*** Excerpted records

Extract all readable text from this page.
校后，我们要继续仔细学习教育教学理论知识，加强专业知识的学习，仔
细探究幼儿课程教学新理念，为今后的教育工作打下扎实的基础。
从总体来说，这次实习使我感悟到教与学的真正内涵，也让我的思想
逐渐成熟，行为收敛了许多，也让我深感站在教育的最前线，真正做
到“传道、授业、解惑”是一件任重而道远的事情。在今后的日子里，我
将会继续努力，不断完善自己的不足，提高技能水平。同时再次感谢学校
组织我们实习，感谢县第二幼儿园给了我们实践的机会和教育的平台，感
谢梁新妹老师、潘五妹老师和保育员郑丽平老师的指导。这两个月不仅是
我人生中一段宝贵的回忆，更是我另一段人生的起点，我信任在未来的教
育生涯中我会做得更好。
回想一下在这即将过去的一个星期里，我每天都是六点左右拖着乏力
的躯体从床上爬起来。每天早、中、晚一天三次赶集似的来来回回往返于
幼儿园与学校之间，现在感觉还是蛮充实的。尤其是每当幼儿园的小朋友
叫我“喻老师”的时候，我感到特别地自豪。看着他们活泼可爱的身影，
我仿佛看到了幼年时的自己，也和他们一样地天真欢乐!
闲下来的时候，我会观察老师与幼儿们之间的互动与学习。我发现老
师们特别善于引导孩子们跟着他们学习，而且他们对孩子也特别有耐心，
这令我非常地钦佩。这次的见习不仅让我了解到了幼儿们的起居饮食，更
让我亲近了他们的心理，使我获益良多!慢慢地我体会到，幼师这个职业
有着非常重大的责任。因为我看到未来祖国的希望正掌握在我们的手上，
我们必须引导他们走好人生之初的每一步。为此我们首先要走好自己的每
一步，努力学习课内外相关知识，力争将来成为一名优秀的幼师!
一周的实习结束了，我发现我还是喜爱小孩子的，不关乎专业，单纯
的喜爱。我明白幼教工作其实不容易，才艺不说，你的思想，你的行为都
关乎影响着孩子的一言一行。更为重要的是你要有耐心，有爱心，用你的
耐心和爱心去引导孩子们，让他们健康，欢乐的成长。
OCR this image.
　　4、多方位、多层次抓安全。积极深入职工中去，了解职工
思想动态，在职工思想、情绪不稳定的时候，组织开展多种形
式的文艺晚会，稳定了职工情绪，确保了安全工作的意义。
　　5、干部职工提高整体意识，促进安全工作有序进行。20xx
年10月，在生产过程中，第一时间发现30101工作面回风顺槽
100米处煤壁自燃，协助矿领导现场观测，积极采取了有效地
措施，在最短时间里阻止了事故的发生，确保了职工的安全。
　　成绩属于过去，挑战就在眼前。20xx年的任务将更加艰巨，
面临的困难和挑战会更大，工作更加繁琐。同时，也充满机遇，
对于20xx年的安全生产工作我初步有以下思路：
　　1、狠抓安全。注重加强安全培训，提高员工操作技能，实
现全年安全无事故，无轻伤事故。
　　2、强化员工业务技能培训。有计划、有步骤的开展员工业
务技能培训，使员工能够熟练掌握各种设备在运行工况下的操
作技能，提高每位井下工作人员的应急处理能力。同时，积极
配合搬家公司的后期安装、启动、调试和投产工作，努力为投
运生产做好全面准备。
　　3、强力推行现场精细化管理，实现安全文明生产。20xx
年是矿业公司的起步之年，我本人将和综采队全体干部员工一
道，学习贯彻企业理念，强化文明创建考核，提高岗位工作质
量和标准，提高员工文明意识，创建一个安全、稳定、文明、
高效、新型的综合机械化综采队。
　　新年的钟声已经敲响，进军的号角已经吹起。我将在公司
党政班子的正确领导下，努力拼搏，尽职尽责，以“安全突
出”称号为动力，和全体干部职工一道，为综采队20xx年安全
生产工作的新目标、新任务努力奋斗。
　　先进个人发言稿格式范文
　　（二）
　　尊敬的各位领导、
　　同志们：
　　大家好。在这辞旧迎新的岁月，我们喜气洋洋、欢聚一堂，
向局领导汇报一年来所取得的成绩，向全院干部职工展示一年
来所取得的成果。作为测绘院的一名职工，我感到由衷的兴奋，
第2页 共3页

******

Please repeat the listing exactly, with nothing left out.

Result of the exercise:
Extract all readable text from this page.
校后，我们要继续仔细学习教育教学理论知识，加强专业知识的学习，仔
细探究幼儿课程教学新理念，为今后的教育工作打下扎实的基础。
从总体来说，这次实习使我感悟到教与学的真正内涵，也让我的思想
逐渐成熟，行为收敛了许多，也让我深感站在教育的最前线，真正做
到“传道、授业、解惑”是一件任重而道远的事情。在今后的日子里，我
将会继续努力，不断完善自己的不足，提高技能水平。同时再次感谢学校
组织我们实习，感谢县第二幼儿园给了我们实践的机会和教育的平台，感
谢梁新妹老师、潘五妹老师和保育员郑丽平老师的指导。这两个月不仅是
我人生中一段宝贵的回忆，更是我另一段人生的起点，我信任在未来的教
育生涯中我会做得更好。
回想一下在这即将过去的一个星期里，我每天都是六点左右拖着乏力
的躯体从床上爬起来。每天早、中、晚一天三次赶集似的来来回回往返于
幼儿园与学校之间，现在感觉还是蛮充实的。尤其是每当幼儿园的小朋友
叫我“喻老师”的时候，我感到特别地自豪。看着他们活泼可爱的身影，
我仿佛看到了幼年时的自己，也和他们一样地天真欢乐!
闲下来的时候，我会观察老师与幼儿们之间的互动与学习。我发现老
师们特别善于引导孩子们跟着他们学习，而且他们对孩子也特别有耐心，
这令我非常地钦佩。这次的见习不仅让我了解到了幼儿们的起居饮食，更
让我亲近了他们的心理，使我获益良多!慢慢地我体会到，幼师这个职业
有着非常重大的责任。因为我看到未来祖国的希望正掌握在我们的手上，
我们必须引导他们走好人生之初的每一步。为此我们首先要走好自己的每
一步，努力学习课内外相关知识，力争将来成为一名优秀的幼师!
一周的实习结束了，我发现我还是喜爱小孩子的，不关乎专业，单纯
的喜爱。我明白幼教工作其实不容易，才艺不说，你的思想，你的行为都
关乎影响着孩子的一言一行。更为重要的是你要有耐心，有爱心，用你的
耐心和爱心去引导孩子们，让他们健康，欢乐的成长。
OCR this image.
　　4、多方位、多层次抓安全。积极深入职工中去，了解职工
思想动态，在职工思想、情绪不稳定的时候，组织开展多种形
式的文艺晚会，稳定了职工情绪，确保了安全工作的意义。
　　5、干部职工提高整体意识，促进安全工作有序进行。20xx
年10月，在生产过程中，第一时间发现30101工作面回风顺槽
100米处煤壁自燃，协助矿领导现场观测，积极采取了有效地
措施，在最短时间里阻止了事故的发生，确保了职工的安全。
　　成绩属于过去，挑战就在眼前。20xx年的任务将更加艰巨，
面临的困难和挑战会更大，工作更加繁琐。同时，也充满机遇，
对于20xx年的安全生产工作我初步有以下思路：
　　1、狠抓安全。注重加强安全培训，提高员工操作技能，实
现全年安全无事故，无轻伤事故。
　　2、强化员工业务技能培训。有计划、有步骤的开展员工业
务技能培训，使员工能够熟练掌握各种设备在运行工况下的操
作技能，提高每位井下工作人员的应急处理能力。同时，积极
配合搬家公司的后期安装、启动、调试和投产工作，努力为投
运生产做好全面准备。
　　3、强力推行现场精细化管理，实现安全文明生产。20xx
年是矿业公司的起步之年，我本人将和综采队全体干部员工一
道，学习贯彻企业理念，强化文明创建考核，提高岗位工作质
量和标准，提高员工文明意识，创建一个安全、稳定、文明、
高效、新型的综合机械化综采队。
　　新年的钟声已经敲响，进军的号角已经吹起。我将在公司
党政班子的正确领导下，努力拼搏，尽职尽责，以“安全突
出”称号为动力，和全体干部职工一道，为综采队20xx年安全
生产工作的新目标、新任务努力奋斗。
　　先进个人发言稿格式范文
　　（二）
　　尊敬的各位领导、
　　同志们：
　　大家好。在这辞旧迎新的岁月，我们喜气洋洋、欢聚一堂，
向局领导汇报一年来所取得的成绩，向全院干部职工展示一年
来所取得的成果。作为测绘院的一名职工，我感到由衷的兴奋，
第2页 共3页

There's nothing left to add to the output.